The Great Chocolate Chip Cookie Experiment

A quick note on baking the perfect cookie. The most important part is probably the actual baking. So calibrate your oven with a thermometer for better results. I baked the rest of the dough in my wife’s hot and stable oven and pretty much every cookie came out better in my estimation. Secondly, figure out what you like in a CCC and proceed from there as people disagreed wildly on their favorites.

Anyways here are my rankings.

  1. Serious Eats  – Tons of chocolate and nutty caramel flavors.
  2. Top With Cinnamon – Almost crumbly texture with a hint of refreshing lemon flavor.
  3. Thomas Keller  – A small variation on the infamous Tollhouse recipe.  Very buttery flavor with a bit of spread.
  4. Flour Bakery  – Lifted cookie with a flavor and texture moving in scone direction.
  5. Cook’s Illustrated – Strong nutty caramel flavor and denser texture.
  6. NYT – Big, beautiful cookie with again a texture edging towards a scone.  However, dough is mostly flavorless.

Top With Cinnamon might actually win as I did add too much flour which required some extra egg.  Good excuse to make more cookies.  Surprising is how good the no frills Thomas Keller cookies are.  It is basically Tollhouse with no vanilla and a bit more sugar.  And of course some skill on my part.

So what did I learn?  Well first read the Serious Eats article on the science of CCC.  Then do the following.

  1. Calibrate your oven with a thermometer
  2. I use a two tier baking process where I blast them at 25 degrees higher than specified for half the cooking time before turning it down a bit.  This keeps them from spreading as much while still cooking all the way through.

Collected data:
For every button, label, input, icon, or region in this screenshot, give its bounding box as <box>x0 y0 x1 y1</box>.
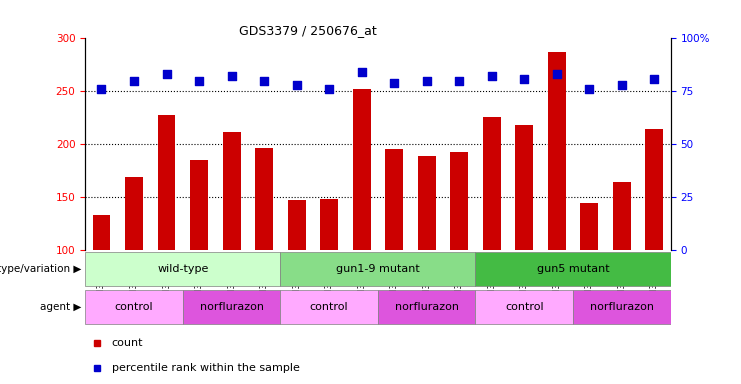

Short problem 1: Name every recipe source ranked in the cookie experiment, in ranked order.
Short problem 2: In the two-tier baking process described in the cookie experiment, how much higher than specified is the oven set at first, and for how long?

Right answer 1:
1. Serious Eats
2. Top With Cinnamon
3. Thomas Keller
4. Flour Bakery
5. Cook's Illustrated
6. NYT

Right answer 2: It is set 25 degrees higher than specified for half the cooking time.